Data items
★ ★ ★ ★ ★

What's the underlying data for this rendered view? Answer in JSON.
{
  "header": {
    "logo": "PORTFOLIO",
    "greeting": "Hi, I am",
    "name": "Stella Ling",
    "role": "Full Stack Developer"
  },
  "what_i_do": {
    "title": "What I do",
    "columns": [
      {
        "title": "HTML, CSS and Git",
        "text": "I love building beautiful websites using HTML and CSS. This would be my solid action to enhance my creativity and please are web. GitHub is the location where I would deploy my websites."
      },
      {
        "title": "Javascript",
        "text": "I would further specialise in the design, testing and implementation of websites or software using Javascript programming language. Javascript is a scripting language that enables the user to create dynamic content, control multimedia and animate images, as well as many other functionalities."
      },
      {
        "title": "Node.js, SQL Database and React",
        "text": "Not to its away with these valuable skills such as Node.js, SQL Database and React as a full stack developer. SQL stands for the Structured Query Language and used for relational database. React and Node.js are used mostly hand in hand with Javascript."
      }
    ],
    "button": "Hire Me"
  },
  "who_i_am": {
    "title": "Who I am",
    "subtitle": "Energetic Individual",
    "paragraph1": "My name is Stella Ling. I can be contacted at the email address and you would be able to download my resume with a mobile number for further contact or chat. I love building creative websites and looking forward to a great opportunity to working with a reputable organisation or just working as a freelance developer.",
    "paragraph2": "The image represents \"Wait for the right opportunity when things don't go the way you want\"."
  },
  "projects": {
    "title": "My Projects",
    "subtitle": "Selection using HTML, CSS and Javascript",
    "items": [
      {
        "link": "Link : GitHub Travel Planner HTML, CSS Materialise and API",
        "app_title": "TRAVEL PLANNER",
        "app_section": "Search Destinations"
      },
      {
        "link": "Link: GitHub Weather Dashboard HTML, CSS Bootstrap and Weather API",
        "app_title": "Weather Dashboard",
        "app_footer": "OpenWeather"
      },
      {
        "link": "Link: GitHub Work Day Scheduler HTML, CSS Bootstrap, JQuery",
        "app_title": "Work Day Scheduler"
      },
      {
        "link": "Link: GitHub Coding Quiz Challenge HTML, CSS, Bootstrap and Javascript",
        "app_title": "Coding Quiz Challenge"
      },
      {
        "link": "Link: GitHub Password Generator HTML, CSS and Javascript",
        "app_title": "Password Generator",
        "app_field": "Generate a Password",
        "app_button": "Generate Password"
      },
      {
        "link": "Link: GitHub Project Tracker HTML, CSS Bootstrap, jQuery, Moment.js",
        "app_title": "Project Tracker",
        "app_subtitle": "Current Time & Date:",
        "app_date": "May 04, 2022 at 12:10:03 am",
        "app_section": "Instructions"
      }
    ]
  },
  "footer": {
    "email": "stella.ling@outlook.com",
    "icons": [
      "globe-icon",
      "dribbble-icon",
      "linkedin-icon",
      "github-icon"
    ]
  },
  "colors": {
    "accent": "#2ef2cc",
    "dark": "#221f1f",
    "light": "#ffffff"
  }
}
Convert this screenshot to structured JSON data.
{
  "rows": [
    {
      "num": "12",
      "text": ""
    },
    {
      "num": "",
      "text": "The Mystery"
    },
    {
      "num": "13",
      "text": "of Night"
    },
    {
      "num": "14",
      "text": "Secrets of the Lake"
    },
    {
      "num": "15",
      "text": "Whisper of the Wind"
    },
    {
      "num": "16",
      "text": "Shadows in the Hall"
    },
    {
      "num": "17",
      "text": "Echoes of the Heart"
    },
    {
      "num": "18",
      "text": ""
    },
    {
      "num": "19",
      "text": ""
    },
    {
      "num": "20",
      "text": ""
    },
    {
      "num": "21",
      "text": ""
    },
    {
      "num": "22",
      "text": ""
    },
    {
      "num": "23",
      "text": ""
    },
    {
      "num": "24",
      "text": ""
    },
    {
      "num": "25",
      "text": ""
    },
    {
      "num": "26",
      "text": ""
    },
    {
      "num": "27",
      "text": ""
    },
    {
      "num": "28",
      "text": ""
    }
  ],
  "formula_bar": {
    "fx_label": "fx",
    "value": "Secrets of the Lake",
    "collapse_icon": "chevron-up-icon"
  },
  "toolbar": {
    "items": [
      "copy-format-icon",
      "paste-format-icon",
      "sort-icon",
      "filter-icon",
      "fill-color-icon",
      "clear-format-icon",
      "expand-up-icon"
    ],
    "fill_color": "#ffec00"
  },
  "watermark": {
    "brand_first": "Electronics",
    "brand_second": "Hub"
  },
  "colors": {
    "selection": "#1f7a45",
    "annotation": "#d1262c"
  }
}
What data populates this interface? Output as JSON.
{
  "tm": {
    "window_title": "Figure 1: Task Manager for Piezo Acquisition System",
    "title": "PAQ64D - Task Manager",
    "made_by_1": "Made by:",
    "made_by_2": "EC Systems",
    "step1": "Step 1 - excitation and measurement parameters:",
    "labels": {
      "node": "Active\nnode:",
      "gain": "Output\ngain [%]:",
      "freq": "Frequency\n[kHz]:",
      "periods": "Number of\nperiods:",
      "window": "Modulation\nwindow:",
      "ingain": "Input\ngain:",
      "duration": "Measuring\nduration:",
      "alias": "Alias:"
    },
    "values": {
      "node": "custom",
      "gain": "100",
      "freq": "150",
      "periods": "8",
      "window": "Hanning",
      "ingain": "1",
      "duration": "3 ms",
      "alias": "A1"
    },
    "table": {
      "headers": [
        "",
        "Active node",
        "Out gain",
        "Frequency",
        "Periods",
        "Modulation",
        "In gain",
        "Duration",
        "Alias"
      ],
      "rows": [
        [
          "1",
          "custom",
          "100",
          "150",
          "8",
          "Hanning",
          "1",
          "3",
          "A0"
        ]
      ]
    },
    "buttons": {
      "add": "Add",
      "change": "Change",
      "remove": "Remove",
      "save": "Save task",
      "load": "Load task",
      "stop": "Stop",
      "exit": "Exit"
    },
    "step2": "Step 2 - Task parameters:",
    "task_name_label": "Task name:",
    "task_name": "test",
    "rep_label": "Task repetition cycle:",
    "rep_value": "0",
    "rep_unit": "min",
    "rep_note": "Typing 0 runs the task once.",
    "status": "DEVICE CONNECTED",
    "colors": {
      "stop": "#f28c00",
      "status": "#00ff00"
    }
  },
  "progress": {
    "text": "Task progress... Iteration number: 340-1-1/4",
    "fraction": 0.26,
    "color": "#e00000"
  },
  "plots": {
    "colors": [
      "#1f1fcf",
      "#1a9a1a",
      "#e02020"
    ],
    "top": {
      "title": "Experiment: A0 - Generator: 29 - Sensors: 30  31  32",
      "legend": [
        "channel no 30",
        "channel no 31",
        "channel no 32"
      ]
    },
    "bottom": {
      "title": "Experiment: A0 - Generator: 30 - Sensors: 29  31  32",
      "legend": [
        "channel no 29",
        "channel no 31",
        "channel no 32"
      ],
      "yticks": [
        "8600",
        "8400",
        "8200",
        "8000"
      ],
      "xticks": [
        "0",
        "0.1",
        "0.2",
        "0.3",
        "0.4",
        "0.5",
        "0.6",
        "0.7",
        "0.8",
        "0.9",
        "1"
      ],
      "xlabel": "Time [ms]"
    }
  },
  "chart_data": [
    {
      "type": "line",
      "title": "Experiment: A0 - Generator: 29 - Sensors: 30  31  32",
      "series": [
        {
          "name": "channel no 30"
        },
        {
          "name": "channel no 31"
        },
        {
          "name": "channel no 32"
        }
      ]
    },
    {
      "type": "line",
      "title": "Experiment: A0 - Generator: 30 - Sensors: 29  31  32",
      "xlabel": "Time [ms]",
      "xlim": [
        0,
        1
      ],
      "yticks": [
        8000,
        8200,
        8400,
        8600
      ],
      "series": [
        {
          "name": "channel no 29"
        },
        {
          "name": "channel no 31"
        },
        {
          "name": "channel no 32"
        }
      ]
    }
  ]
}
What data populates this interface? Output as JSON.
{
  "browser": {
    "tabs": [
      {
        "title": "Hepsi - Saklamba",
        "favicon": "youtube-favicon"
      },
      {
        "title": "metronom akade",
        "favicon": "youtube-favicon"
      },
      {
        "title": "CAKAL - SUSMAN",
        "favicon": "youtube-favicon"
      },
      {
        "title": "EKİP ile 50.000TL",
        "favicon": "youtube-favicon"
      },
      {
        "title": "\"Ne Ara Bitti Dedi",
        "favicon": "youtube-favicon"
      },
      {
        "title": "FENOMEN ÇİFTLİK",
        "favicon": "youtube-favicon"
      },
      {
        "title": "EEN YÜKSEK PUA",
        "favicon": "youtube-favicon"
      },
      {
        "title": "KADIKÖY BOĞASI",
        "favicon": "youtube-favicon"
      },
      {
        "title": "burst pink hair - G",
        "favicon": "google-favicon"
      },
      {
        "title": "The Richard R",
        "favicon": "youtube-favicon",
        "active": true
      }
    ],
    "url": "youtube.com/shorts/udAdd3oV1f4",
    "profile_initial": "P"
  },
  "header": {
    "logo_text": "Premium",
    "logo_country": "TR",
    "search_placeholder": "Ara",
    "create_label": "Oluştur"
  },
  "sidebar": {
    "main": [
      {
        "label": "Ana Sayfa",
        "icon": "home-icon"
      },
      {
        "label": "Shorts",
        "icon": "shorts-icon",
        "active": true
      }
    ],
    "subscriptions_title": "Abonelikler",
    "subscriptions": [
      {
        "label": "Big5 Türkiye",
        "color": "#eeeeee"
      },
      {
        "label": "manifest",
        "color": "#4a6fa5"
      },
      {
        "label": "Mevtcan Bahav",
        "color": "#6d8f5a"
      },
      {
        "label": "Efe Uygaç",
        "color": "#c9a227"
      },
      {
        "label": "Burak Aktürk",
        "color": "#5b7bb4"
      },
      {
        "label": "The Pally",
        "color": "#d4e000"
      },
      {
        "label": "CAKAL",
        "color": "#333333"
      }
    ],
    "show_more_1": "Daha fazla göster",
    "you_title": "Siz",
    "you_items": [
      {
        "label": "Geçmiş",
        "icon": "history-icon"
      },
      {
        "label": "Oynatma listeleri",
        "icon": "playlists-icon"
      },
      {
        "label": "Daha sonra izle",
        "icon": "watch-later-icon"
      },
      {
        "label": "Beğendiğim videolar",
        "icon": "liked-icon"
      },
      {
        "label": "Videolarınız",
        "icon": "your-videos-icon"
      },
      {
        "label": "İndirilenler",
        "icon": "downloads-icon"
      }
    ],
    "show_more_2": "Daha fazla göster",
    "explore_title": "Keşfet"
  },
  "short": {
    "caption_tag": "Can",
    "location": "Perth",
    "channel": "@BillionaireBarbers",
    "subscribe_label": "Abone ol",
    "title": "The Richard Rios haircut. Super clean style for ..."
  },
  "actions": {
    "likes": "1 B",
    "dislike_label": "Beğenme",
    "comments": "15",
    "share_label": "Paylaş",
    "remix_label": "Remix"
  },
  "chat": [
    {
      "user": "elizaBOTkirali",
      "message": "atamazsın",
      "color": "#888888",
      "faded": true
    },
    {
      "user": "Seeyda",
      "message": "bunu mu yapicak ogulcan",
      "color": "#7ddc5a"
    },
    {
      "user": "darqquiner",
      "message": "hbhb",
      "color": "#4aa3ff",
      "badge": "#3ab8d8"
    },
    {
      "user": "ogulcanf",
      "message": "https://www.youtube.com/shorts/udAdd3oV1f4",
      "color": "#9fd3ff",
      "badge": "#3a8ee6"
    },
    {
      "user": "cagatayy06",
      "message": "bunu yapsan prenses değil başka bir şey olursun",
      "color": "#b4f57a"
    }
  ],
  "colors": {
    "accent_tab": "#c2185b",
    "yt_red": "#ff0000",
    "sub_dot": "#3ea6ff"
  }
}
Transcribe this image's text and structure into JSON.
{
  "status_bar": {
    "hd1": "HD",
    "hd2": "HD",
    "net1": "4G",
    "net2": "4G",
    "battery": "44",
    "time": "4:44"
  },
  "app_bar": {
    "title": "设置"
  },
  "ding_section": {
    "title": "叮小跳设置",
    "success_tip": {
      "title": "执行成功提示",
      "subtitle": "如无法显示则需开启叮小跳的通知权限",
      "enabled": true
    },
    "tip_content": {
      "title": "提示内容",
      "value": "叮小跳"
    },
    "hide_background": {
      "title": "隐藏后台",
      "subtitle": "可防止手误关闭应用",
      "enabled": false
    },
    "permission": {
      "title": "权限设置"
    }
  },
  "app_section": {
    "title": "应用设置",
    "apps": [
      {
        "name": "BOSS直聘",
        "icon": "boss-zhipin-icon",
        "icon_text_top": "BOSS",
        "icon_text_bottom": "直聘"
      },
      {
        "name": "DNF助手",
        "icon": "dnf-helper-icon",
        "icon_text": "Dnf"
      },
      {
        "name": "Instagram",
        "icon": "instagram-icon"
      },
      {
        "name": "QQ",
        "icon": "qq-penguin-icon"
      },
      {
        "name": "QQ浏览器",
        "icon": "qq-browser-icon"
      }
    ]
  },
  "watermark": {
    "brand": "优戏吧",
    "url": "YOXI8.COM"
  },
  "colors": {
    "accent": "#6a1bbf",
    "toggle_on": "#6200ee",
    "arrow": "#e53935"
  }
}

★ ★ ★ ★ ★

# [Brief]
Gather up, from the records above, each line where the word "Modulation" appears.

# [Completed task]
      "window": "Modulation\nwindow:",
        "Modulation",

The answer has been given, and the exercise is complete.